(Items from a dataset)
· · · ·
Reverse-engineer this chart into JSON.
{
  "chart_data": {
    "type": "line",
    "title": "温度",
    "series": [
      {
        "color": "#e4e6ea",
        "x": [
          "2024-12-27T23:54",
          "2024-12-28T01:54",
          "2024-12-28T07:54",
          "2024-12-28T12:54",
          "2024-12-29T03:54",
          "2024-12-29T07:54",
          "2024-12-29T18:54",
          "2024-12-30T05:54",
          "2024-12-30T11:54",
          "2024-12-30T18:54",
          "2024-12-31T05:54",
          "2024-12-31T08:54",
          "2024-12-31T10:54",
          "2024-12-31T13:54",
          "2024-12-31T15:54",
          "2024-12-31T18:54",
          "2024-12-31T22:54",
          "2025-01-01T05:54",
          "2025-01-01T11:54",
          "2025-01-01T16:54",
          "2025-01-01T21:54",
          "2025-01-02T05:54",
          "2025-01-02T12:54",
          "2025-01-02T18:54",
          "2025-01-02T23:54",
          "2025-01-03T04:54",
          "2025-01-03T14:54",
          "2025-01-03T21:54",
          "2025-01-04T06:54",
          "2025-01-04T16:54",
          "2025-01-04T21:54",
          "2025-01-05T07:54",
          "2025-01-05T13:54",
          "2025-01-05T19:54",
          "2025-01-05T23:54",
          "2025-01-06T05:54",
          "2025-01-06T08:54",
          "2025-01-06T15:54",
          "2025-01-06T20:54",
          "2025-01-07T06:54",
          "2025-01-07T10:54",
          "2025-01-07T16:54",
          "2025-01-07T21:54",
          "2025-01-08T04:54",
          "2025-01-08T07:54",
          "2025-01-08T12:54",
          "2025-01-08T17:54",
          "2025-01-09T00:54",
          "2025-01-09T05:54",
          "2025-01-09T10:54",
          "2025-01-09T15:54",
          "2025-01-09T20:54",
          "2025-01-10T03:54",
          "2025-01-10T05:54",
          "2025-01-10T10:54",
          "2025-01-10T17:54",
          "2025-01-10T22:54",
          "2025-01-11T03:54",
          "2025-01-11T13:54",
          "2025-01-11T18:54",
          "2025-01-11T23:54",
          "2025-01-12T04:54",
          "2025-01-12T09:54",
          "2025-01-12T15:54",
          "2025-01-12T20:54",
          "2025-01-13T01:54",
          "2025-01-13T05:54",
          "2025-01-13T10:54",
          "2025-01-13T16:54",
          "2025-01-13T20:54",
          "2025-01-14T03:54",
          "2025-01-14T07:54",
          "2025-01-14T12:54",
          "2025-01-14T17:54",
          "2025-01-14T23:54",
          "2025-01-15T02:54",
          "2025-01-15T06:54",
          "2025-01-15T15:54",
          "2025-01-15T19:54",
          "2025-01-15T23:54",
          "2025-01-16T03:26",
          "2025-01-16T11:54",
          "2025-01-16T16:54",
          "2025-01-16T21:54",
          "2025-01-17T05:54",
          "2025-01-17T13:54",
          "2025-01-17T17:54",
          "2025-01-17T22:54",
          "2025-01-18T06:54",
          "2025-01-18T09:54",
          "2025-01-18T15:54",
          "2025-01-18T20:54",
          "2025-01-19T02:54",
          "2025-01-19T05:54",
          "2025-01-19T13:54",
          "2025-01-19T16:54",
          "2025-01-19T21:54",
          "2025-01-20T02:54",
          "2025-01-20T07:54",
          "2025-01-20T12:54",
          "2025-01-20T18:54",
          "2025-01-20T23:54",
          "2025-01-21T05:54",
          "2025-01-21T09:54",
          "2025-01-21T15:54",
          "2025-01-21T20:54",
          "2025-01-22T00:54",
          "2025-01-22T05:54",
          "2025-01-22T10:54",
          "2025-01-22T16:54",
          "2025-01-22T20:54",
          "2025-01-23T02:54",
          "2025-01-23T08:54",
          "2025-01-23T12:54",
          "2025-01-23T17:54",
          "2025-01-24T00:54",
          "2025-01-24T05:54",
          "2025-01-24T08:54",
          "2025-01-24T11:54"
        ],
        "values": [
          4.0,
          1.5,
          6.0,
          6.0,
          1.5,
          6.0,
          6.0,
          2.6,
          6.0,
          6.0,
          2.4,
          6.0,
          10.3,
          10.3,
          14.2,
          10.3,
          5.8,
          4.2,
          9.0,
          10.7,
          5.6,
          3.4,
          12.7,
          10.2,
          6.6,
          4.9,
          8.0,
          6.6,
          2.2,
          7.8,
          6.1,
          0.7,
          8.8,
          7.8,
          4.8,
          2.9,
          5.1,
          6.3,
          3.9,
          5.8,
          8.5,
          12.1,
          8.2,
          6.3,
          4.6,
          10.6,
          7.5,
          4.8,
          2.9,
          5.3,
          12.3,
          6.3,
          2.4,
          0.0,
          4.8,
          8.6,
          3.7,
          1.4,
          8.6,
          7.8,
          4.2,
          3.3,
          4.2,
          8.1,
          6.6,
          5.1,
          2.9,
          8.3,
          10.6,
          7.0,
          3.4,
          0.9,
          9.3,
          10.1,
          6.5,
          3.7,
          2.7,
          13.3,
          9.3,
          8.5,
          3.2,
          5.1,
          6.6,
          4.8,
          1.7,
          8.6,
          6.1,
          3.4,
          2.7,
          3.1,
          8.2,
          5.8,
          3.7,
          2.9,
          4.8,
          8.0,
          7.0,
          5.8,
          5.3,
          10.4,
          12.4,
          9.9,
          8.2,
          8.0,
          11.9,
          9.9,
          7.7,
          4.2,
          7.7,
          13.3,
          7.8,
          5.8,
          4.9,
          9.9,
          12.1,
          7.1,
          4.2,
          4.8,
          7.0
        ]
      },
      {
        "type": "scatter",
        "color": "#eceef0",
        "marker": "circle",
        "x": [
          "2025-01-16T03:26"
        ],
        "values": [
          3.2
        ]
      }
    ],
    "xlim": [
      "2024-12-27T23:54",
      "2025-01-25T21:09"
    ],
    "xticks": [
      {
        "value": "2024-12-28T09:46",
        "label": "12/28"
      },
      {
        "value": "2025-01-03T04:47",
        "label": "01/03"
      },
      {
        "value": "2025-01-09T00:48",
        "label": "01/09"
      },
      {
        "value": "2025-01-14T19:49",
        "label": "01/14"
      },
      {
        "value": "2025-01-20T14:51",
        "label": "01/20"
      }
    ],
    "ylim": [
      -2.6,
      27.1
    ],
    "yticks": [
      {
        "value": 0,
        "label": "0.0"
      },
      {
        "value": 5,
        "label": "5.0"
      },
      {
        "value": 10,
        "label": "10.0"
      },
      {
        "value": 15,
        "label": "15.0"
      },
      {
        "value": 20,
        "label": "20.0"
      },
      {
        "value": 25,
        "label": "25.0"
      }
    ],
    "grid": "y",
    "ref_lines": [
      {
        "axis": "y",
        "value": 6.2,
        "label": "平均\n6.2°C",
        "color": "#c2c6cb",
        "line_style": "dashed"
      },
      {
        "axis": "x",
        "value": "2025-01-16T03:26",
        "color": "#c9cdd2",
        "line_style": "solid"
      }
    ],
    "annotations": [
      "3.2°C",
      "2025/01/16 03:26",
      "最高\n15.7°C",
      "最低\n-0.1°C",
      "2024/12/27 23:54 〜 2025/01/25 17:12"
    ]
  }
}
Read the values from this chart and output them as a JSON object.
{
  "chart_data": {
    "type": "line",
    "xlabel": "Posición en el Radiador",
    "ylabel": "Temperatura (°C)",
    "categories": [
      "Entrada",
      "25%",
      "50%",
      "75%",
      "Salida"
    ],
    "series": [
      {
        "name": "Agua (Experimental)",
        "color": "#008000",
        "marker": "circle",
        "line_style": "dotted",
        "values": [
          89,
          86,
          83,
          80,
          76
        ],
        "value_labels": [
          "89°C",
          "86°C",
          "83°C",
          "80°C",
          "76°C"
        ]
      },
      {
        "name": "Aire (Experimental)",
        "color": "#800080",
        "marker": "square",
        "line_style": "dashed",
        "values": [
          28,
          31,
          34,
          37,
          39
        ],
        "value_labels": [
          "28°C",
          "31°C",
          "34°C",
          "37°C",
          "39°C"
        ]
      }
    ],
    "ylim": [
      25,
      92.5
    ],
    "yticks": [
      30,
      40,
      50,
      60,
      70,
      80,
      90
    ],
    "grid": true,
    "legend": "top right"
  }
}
· · · ·
Retype nothing except the lines from the line holding "Read the values" through the last line of the entries, both included.

### Solution below
Read the values from this chart and output them as a JSON object.
{
  "chart_data": {
    "type": "line",
    "xlabel": "Posición en el Radiador",
    "ylabel": "Temperatura (°C)",
    "categories": [
      "Entrada",
      "25%",
      "50%",
      "75%",
      "Salida"
    ],
    "series": [
      {
        "name": "Agua (Experimental)",
        "color": "#008000",
        "marker": "circle",
        "line_style": "dotted",
        "values": [
          89,
          86,
          83,
          80,
          76
        ],
        "value_labels": [
          "89°C",
          "86°C",
          "83°C",
          "80°C",
          "76°C"
        ]
      },
      {
        "name": "Aire (Experimental)",
        "color": "#800080",
        "marker": "square",
        "line_style": "dashed",
        "values": [
          28,
          31,
          34,
          37,
          39
        ],
        "value_labels": [
          "28°C",
          "31°C",
          "34°C",
          "37°C",
          "39°C"
        ]
      }
    ],
    "ylim": [
      25,
      92.5
    ],
    "yticks": [
      30,
      40,
      50,
      60,
      70,
      80,
      90
    ],
    "grid": true,
    "legend": "top right"
  }
}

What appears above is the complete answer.